* [SOURCE MATERIAL]:
[Start]
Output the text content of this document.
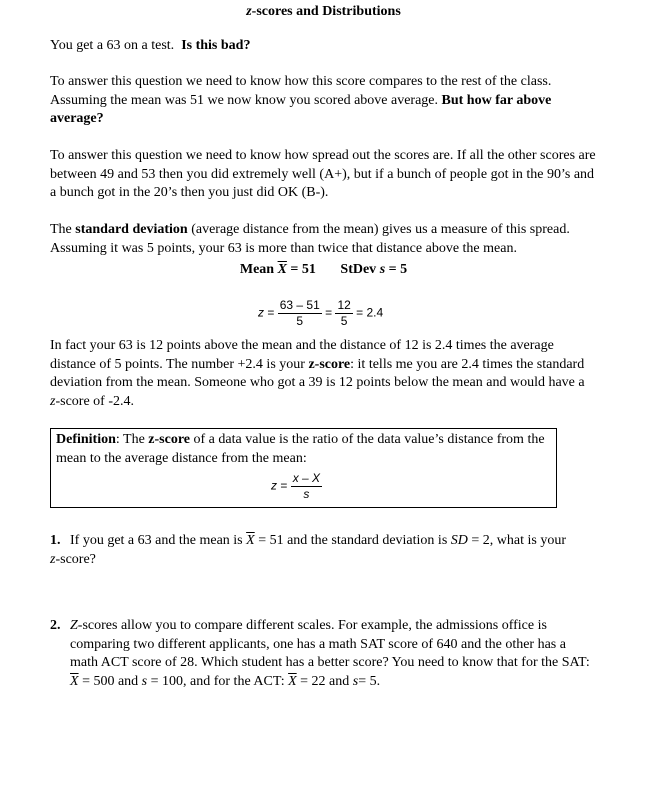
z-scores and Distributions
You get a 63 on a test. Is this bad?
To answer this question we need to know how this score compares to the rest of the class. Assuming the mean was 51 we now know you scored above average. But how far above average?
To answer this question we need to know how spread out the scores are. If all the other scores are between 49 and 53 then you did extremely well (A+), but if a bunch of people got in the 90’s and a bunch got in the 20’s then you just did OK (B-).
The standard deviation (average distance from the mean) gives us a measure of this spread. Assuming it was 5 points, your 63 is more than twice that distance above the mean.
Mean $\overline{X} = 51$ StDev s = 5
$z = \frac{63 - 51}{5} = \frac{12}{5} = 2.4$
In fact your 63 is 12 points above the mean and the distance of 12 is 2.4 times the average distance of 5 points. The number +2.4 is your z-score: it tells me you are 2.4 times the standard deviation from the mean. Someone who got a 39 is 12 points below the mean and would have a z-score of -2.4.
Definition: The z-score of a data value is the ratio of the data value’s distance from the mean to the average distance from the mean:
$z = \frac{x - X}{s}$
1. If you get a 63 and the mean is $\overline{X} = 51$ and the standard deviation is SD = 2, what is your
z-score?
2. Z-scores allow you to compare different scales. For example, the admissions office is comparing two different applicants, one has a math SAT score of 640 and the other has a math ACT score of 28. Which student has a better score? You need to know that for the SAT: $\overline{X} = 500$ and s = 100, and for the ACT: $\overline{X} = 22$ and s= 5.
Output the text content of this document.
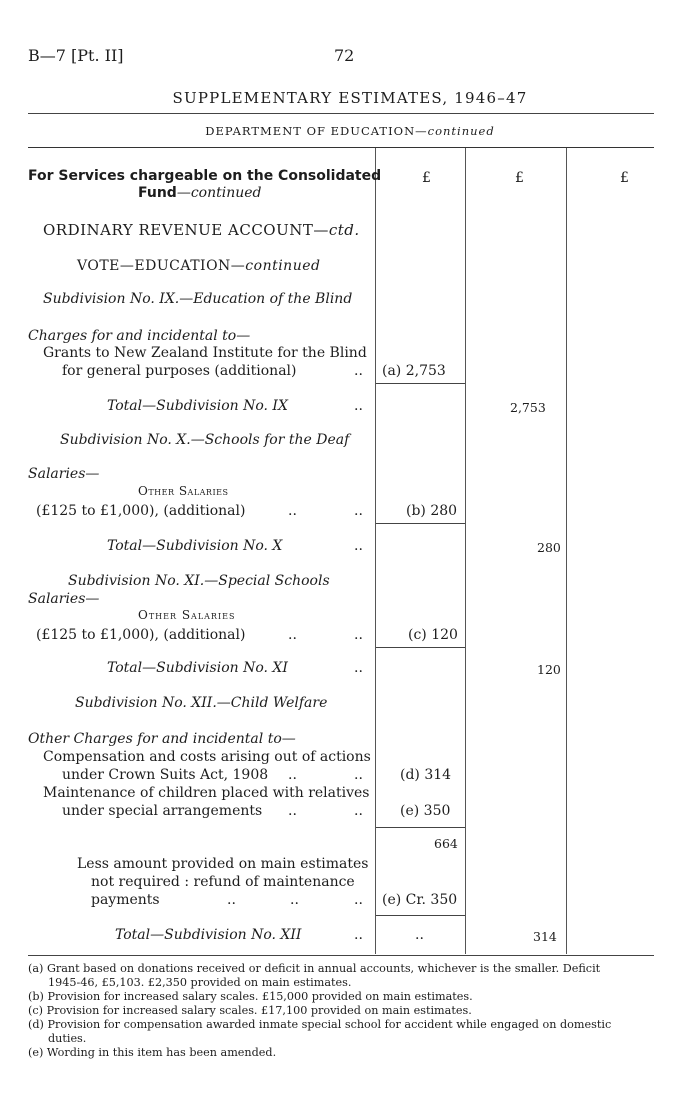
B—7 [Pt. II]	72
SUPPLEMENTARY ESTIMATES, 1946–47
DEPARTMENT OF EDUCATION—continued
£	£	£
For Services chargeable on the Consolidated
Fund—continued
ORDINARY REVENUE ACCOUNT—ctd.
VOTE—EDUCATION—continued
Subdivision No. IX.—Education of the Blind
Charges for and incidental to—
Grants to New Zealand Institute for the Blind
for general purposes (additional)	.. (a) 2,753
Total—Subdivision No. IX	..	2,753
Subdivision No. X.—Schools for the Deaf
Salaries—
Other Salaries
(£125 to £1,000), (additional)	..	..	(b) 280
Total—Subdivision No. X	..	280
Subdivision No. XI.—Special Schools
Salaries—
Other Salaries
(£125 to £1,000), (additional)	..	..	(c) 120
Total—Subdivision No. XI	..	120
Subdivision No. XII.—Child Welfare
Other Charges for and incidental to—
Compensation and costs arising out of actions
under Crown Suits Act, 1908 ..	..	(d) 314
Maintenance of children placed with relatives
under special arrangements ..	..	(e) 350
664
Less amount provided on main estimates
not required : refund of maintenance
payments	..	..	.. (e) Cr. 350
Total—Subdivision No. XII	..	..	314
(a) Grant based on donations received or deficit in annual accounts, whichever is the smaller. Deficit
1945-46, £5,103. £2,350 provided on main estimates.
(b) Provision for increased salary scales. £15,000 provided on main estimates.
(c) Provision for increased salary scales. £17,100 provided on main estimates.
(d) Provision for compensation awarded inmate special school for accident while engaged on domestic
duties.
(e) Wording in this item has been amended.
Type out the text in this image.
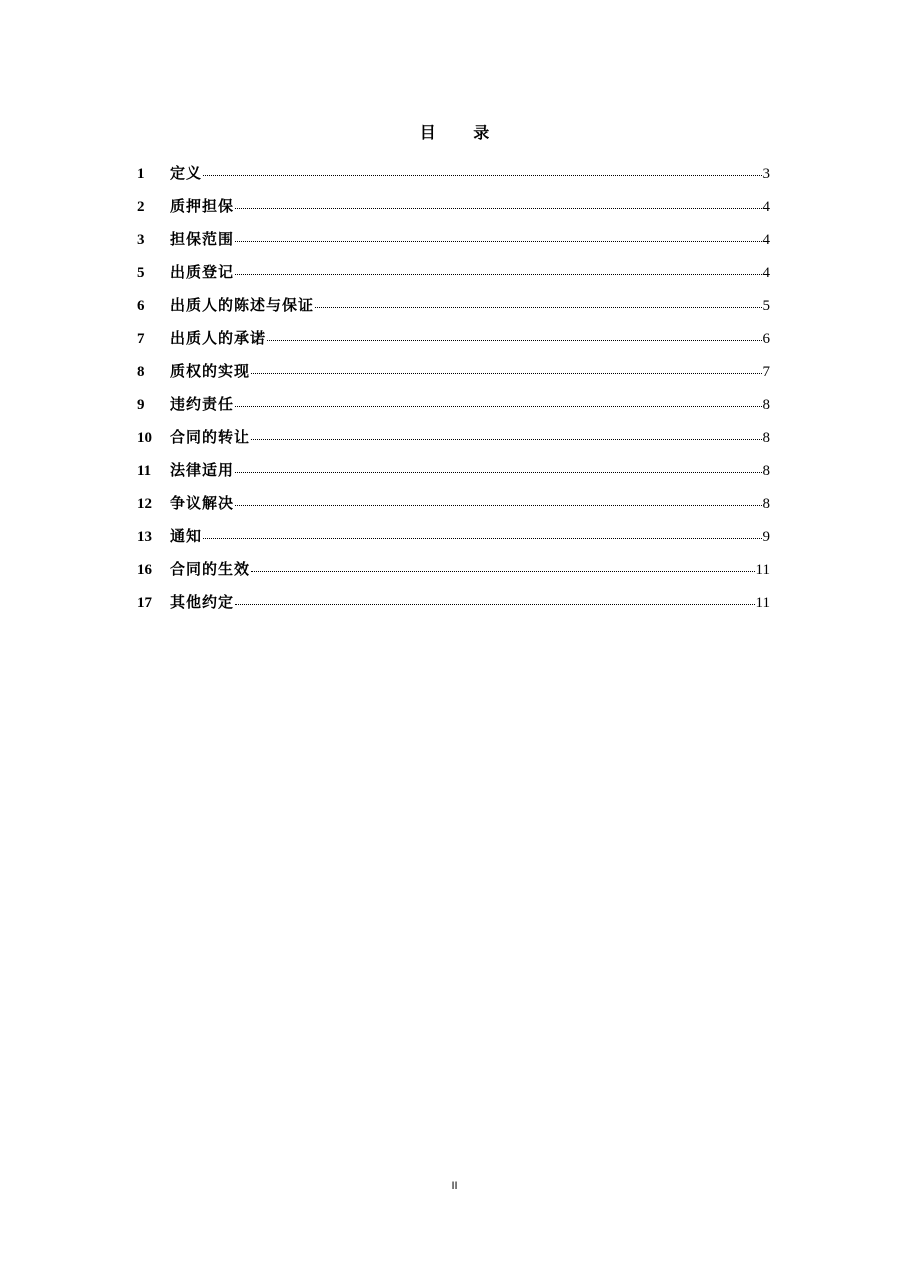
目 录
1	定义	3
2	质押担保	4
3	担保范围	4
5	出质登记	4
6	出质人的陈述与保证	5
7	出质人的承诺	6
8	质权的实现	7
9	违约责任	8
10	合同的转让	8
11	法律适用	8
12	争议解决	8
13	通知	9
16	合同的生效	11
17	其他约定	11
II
[End]
* [EXERCISE]:
Look above for the line containing "Type out the text in this image."; output that line and all lines after it through the last one exactly, without the pictures.

* [WRITTEN REPLY]:
Type out the text in this image.
目 录
1	定义	3
2	质押担保	4
3	担保范围	4
5	出质登记	4
6	出质人的陈述与保证	5
7	出质人的承诺	6
8	质权的实现	7
9	违约责任	8
10	合同的转让	8
11	法律适用	8
12	争议解决	8
13	通知	9
16	合同的生效	11
17	其他约定	11
II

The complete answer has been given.